#### WHAT YOU WILL DO
1. Quote the passage about the patent interview word for word, beginning at the words "Alex Blumberg, from" and stopping after the words "to read this...?".
2. In the passage about the patent interview, which company did Peter Detkin co-found?
3. Carry on the passage about the Detkin interview from the point at which it stops.

One of the more amusing (though, depressing) scenes in the episode (which isn't in the written version) is when the TAL team starts asking some very basic (you would think) questions about the lineage of ownership in Crawford's patent. They talk to Peter Detkin, the former Intel patent attorney who coined the term "patent troll" in talking about Ray Niro (not mentioned in the episode)... but who went over to the dark side in a big, bad way by co-founding Intellectual Ventures. Detkin appears to suffer from a massive bout of cognitive dissonance in trying to pretend that IV is not doing the exact same thing that he claims he hates. The TAL team shows him the USPTO's standard page showing the changing patent assignments, and Detkin basically starts to stutter that he's "unfamiliar" with this particular thing. He literally states:
Detkin: I won't be able to tell you, probably, from looking at this. I mean I'd have to talk to... I'm not even an expert in... You're looking at the USPTO website? I haven't looked at this particular website in a while. I don't know how it's organized....Soon after that you hear IV's PR person jump in and try to stop the interview. Yeah. Detkin claiming he can't understand the USPTO website is just classic.
Alex Blumberg, from TAL: Wait... are you telling me that you're the... (long pause)... you run a patent company and you were the head counsel at Intel in the patent department, and you don't know what the Patent Office website is... you don't know how to read this...?
Detkin: (Frustrated) Look, I can look at this if you want, but I haven't looked at this particular website and I don't now how it's organized, and I'm not exactly sure what it is you're trying to get at... and I'm happy to answer questions, but if you're going to cross-examine me on the record about a patent website, I don't quite think that's fair...

Stored data entries:

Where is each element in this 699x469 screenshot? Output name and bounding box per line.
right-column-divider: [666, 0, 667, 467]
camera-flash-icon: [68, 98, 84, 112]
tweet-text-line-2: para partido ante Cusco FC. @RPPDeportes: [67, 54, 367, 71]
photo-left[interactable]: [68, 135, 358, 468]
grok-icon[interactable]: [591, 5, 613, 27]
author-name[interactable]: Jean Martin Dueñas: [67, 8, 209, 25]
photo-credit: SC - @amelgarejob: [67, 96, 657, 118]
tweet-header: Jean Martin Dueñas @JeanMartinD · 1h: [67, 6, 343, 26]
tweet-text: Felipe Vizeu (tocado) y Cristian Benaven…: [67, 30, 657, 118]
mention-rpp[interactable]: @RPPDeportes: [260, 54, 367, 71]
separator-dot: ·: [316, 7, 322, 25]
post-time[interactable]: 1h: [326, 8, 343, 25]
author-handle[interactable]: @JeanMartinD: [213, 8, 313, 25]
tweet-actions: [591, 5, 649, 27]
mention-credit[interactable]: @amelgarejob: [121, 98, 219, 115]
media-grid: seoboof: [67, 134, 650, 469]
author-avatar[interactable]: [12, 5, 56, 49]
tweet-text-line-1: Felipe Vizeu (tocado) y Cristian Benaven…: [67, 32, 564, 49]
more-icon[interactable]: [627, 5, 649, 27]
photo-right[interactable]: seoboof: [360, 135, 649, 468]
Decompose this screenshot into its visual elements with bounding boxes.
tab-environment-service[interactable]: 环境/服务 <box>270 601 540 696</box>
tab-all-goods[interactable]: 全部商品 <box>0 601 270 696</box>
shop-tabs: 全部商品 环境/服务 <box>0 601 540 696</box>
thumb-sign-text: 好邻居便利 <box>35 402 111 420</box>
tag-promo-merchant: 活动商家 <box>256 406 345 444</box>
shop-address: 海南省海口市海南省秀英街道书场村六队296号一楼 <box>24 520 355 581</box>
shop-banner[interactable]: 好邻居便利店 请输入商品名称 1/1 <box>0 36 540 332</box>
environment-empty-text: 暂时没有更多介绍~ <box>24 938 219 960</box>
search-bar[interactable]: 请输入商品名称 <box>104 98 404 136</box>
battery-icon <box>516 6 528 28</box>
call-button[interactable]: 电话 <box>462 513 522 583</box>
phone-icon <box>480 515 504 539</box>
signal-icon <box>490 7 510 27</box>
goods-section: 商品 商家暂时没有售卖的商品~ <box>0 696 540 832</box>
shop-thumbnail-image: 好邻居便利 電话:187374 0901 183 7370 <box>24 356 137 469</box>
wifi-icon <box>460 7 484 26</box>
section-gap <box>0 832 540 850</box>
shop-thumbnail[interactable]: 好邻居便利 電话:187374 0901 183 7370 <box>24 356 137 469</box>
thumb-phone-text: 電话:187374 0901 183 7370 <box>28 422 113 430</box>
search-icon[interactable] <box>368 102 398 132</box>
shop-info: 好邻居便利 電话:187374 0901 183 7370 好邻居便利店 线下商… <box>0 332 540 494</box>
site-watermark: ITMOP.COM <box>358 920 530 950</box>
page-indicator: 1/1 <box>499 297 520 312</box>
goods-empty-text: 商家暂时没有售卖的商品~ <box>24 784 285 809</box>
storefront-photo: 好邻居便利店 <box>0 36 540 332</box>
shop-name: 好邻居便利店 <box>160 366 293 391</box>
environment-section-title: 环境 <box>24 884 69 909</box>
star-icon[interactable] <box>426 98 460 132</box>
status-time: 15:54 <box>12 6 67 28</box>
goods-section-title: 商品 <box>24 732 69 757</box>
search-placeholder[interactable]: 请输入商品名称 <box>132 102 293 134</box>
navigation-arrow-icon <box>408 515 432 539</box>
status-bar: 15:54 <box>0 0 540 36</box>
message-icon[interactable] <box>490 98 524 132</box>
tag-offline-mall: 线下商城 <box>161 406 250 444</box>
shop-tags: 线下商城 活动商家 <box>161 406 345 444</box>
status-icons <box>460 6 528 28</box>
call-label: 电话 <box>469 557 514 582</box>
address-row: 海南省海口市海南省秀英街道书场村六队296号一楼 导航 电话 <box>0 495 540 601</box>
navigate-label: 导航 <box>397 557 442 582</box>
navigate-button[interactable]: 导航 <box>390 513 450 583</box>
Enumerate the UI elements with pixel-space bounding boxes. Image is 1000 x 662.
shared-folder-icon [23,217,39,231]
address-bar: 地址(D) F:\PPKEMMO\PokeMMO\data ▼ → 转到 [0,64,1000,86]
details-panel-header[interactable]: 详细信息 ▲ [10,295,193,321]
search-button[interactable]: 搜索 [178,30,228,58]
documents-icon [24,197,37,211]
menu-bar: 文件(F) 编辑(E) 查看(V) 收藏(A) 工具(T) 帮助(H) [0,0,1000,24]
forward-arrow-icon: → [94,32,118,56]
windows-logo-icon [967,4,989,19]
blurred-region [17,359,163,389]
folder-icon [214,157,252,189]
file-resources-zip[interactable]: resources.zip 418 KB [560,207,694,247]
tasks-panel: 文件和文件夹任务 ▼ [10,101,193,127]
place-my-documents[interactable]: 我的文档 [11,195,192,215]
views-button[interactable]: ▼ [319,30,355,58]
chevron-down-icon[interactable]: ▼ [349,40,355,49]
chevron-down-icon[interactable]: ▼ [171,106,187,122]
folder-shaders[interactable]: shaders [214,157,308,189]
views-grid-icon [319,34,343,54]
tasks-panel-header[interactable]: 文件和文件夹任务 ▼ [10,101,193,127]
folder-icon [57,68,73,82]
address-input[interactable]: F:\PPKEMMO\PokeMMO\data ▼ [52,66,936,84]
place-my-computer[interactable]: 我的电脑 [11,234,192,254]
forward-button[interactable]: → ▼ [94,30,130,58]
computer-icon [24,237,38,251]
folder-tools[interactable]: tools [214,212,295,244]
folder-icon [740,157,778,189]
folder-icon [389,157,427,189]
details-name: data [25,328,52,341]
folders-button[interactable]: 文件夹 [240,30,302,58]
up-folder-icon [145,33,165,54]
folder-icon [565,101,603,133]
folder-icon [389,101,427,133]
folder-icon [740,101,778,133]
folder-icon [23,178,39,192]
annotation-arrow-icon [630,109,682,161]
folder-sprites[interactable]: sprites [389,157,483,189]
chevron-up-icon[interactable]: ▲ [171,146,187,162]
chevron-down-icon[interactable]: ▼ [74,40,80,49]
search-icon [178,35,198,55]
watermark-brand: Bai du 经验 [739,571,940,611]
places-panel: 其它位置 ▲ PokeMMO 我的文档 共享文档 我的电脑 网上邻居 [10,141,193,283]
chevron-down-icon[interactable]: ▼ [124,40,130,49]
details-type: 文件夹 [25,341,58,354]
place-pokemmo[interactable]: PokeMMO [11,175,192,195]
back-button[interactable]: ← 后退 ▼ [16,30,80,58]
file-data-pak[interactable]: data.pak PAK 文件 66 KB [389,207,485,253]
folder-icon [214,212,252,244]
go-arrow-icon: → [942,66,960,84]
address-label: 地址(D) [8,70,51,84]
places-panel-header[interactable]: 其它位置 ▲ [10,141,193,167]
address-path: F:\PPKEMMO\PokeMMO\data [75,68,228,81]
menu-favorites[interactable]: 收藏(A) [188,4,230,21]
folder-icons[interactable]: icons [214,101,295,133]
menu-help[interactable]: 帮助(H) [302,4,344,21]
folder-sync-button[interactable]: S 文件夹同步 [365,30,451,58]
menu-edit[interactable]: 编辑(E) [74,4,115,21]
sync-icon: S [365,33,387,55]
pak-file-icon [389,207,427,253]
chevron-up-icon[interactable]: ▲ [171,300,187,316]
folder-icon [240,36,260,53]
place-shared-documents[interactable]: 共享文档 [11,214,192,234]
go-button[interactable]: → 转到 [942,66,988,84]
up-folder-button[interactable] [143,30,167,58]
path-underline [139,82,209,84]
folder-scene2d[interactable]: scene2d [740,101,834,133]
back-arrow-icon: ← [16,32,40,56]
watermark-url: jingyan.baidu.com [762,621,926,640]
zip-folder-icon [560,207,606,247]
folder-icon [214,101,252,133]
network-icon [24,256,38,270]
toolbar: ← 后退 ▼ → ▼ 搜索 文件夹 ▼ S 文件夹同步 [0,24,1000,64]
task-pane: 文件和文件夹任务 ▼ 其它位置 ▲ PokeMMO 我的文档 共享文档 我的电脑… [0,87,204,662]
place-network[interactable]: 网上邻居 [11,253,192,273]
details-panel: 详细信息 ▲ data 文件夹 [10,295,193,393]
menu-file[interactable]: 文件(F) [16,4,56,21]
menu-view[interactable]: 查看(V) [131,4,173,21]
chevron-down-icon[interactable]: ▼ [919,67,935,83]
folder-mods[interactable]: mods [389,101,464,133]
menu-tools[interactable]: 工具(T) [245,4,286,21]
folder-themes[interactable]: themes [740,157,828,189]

#### ANSWER LIST
1.
Alex Blumberg, from TAL: Wait... are you telling me that you're the... (long pause)... you run a patent company and you were the head counsel at Intel in the patent department, and you don't know what the Patent Office website is... you don't know how to read this...?

2. Intellectual Ventures.

3.
Anyway, the whole thing is worth a listen. I'm hopeful, but doubtful, that something useful might come of this. When the Planet Money team recently exposed the massive government waste in the form of the dollar coin minting laws, it actually resulted in a bunch of politicians springing into action. I doubt that will happen here, because we just went through about seven years of battles concerning patent reform, and what came out of it was watered down nothingness. Of note: Intellectual Ventures fought hard (and potentially dirty) against patent reform... until it suddenly switched camps, once the reform was watered down so much as to be useless.
The key takeaway, though, is just how incredibly damaging the entire patent system is to actual innovation today, and how pretty much everyone in Silicon Valley recognizes it -- but many are afraid to speak out about it, because they fear getting targeted by flat out bullies like Intellectual Ventures. Our government keeps talking up the importance of innovation and job creation... and then leaves us saddled us with a patent system that does everything possible to hinder innovation and destroy companies. I'm glad that mainstream outlets like This American Life are covering the story. I just wish I were more optimistic that it would actually result in some kind of change.